Exercise details: Only lines with the string "unique" matter here; gather them from the material below.

--------------------------------------------------

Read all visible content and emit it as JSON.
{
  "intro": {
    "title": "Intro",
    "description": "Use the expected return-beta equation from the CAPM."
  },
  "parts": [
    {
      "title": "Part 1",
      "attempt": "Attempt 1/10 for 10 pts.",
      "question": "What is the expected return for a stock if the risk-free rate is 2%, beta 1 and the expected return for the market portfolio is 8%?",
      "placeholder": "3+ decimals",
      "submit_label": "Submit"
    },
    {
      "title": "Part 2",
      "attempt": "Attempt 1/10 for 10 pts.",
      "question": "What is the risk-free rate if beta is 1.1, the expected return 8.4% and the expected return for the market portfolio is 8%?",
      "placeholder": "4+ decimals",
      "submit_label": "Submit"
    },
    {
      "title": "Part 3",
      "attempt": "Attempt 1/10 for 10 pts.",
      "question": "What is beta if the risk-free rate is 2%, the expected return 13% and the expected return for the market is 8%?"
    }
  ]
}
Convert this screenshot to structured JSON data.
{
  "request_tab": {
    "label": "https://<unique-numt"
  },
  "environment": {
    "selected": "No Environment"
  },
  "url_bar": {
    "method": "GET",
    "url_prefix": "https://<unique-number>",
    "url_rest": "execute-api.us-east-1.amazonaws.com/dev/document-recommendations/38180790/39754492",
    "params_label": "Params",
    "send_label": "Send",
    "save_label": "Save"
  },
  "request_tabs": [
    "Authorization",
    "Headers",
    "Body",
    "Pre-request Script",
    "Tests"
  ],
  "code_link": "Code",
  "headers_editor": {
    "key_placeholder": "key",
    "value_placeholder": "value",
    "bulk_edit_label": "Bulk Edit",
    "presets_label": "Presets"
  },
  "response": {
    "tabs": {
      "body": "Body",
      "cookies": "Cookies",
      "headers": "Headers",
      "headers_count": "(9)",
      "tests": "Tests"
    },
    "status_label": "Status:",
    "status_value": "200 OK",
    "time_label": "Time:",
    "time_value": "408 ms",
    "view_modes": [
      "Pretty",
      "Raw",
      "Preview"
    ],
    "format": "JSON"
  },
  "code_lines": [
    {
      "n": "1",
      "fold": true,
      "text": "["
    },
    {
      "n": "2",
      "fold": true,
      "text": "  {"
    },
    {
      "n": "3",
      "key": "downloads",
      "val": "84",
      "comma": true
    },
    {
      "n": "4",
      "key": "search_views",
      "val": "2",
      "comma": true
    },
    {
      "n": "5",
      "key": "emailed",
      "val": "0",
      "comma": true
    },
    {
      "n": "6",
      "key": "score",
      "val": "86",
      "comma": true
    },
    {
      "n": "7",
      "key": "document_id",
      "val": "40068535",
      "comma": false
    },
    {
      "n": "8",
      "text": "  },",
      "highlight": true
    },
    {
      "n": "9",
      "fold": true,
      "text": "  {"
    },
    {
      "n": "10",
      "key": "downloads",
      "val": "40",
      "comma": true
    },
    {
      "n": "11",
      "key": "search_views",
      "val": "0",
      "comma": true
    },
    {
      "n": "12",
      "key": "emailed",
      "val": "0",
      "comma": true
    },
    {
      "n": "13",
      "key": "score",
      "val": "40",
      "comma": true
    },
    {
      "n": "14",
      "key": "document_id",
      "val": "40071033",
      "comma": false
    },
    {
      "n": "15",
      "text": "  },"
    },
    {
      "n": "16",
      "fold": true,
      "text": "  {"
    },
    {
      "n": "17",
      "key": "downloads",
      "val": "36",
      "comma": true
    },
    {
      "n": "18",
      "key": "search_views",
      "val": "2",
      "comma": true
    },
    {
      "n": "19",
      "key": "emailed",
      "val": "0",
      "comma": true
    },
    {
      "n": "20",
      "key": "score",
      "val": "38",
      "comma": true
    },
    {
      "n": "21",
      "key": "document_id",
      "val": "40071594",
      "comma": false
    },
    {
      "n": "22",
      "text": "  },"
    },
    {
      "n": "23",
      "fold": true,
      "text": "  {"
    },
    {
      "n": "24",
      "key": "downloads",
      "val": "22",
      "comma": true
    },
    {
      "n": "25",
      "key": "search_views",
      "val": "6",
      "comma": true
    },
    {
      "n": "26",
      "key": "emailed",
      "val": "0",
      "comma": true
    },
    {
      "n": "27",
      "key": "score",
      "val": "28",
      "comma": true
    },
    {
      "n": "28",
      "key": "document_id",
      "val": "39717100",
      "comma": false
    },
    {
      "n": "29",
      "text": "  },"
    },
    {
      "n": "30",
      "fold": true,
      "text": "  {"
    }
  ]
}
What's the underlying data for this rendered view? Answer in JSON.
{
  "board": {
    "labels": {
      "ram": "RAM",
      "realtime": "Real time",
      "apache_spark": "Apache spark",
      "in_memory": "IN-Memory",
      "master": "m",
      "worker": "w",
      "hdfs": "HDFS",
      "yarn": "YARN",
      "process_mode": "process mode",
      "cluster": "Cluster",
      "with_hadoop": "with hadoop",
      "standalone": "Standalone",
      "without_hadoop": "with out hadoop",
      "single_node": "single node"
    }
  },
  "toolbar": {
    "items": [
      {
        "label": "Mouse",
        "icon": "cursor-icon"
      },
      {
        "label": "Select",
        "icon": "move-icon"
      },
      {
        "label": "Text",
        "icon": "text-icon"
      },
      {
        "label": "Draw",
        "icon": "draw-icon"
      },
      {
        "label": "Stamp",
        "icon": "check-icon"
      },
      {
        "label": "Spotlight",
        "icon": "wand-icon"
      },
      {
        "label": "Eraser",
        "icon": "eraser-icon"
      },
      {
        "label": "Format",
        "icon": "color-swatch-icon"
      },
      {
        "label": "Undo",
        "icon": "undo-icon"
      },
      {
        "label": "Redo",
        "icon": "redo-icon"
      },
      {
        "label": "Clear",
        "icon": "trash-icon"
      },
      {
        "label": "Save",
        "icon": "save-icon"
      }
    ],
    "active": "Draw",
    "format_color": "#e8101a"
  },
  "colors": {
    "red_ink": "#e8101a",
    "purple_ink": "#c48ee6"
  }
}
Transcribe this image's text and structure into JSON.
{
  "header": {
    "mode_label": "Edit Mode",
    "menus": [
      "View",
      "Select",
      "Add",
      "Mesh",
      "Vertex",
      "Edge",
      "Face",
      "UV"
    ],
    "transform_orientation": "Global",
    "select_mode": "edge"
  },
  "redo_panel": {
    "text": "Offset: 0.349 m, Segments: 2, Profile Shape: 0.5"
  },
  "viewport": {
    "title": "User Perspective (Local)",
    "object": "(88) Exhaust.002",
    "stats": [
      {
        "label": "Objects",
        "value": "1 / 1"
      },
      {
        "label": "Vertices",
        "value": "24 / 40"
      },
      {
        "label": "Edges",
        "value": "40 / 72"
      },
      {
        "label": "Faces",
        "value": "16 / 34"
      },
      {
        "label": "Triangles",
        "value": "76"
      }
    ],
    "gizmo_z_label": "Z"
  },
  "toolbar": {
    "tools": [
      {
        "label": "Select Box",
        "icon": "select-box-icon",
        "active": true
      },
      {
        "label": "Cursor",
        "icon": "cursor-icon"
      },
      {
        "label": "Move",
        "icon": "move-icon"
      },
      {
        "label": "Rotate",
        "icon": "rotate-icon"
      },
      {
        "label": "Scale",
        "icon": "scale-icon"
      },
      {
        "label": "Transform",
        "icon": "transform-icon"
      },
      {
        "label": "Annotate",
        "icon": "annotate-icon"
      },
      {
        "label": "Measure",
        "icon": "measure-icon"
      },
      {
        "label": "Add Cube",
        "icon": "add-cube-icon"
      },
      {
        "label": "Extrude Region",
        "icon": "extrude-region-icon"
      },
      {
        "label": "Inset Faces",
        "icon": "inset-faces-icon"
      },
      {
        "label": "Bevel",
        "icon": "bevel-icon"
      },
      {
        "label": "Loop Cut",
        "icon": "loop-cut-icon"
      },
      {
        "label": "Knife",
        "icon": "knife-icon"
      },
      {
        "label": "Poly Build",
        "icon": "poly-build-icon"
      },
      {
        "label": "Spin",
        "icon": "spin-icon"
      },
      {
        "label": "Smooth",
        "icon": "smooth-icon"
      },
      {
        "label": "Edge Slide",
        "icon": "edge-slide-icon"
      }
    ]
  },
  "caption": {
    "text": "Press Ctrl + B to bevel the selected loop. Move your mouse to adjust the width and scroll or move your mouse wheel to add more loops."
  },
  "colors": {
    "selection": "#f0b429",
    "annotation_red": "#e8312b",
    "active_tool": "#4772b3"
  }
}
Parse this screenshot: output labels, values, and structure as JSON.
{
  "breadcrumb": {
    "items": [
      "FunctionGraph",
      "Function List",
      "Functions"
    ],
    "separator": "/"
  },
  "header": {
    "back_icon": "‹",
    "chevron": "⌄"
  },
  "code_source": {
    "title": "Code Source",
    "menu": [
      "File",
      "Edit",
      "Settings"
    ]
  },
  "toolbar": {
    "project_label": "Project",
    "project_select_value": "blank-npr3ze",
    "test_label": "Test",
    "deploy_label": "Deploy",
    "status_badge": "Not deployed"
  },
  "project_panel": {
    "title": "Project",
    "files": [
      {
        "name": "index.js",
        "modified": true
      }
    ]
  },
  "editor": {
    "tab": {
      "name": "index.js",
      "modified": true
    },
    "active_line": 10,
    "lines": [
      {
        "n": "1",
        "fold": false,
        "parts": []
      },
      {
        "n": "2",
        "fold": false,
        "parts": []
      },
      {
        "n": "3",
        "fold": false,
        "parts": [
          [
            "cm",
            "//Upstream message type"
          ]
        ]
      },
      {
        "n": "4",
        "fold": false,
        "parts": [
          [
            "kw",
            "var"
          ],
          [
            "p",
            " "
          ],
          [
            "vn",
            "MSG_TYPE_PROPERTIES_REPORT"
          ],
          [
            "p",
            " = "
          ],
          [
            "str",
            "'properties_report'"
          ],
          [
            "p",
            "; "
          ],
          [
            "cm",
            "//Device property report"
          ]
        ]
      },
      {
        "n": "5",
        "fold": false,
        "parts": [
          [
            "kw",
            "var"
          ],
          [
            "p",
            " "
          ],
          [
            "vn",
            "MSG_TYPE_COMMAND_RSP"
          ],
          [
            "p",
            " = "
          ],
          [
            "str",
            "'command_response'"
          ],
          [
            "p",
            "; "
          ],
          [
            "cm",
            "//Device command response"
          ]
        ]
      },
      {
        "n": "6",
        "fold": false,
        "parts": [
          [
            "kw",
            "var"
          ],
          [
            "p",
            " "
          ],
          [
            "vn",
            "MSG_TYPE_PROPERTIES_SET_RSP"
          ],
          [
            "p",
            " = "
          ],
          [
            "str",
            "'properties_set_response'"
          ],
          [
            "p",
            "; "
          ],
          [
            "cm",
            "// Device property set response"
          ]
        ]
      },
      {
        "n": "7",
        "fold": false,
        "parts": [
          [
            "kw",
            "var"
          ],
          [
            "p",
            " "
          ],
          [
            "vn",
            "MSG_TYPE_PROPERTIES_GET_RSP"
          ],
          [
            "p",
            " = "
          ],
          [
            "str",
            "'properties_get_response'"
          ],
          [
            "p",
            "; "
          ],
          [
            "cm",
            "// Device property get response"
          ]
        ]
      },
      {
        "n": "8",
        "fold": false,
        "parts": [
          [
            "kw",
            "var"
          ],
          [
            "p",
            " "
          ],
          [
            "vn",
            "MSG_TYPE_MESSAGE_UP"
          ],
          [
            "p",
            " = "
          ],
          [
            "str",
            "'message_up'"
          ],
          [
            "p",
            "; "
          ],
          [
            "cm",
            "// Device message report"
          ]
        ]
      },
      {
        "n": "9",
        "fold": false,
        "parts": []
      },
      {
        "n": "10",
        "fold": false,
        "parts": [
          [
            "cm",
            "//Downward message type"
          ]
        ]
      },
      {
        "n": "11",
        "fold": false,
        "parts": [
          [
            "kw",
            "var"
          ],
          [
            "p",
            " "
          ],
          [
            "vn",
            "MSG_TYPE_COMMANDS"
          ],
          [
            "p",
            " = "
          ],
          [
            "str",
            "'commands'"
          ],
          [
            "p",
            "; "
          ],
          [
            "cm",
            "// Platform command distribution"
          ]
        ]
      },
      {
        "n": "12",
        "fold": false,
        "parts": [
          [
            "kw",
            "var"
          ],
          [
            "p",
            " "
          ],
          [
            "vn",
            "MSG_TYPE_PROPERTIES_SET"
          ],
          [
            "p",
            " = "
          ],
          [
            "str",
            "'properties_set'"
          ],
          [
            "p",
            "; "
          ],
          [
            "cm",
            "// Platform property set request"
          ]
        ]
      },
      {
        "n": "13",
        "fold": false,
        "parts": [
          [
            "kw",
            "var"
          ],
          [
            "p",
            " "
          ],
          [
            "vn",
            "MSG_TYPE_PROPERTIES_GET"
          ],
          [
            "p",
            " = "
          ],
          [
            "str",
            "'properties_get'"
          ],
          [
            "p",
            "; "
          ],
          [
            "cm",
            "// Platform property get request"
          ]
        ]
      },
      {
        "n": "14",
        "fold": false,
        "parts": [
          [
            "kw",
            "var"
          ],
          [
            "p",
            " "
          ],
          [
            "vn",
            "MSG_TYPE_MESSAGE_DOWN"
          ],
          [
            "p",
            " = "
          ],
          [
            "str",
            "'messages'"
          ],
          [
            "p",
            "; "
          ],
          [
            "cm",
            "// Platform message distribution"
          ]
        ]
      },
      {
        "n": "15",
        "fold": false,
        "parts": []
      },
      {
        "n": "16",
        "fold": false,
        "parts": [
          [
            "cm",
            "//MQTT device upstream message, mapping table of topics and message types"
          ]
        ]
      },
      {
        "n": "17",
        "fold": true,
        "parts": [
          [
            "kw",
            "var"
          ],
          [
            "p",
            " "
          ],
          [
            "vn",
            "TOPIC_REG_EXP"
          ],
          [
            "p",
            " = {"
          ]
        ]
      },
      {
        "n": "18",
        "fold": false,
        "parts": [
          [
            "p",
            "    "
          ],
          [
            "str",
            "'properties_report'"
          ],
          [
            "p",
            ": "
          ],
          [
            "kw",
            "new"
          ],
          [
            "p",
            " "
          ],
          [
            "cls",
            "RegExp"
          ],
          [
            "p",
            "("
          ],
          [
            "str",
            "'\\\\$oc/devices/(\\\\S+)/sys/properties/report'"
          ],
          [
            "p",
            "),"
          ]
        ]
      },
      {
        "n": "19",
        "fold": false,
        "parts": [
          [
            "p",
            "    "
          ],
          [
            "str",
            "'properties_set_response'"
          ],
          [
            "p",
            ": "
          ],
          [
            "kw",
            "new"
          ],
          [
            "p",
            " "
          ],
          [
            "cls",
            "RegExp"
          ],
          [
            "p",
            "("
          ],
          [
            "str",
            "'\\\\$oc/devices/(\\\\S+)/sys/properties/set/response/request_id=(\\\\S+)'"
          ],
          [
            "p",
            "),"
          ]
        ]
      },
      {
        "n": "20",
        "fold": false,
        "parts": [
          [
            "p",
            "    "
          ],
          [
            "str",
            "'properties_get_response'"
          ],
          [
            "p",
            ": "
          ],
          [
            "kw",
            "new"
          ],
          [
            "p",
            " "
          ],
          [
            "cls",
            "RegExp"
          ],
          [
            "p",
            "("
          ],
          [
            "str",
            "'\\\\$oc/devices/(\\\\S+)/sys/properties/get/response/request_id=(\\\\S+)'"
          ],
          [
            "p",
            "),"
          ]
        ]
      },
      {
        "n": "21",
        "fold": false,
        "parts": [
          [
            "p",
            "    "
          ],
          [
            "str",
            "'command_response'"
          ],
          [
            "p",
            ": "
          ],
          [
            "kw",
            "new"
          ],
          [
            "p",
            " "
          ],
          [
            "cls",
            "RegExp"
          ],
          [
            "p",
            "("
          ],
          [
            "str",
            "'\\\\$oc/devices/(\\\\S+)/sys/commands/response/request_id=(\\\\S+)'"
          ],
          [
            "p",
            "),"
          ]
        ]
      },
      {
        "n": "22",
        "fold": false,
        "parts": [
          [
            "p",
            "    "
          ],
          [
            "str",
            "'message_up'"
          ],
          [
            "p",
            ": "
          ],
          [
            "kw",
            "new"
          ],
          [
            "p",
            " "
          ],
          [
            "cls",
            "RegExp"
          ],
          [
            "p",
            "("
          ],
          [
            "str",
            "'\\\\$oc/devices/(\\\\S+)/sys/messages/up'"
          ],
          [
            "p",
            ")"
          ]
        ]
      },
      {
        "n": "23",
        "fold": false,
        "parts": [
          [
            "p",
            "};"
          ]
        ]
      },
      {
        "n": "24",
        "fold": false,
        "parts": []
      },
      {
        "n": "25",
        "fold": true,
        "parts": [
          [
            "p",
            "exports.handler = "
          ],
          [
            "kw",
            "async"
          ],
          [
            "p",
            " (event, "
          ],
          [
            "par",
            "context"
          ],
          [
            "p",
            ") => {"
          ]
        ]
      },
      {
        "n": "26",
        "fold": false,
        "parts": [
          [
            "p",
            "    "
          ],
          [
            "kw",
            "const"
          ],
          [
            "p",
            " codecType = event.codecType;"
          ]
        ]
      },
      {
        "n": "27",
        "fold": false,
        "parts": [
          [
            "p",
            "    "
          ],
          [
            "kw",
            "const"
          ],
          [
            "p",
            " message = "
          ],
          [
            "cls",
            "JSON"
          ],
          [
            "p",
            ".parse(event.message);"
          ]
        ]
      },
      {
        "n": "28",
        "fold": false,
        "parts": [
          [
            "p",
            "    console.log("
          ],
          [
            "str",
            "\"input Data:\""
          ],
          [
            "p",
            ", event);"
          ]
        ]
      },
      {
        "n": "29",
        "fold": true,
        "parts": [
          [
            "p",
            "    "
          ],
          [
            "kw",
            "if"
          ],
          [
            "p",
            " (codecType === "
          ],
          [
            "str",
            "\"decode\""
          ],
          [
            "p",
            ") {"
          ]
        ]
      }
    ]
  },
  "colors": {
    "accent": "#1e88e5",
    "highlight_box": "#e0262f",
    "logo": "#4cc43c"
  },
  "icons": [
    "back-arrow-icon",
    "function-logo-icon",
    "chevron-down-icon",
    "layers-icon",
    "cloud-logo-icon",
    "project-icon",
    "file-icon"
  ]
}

--------------------------------------------------

Exercise response:
    "label": "https://<unique-numt"
    "url_prefix": "https://<unique-number>",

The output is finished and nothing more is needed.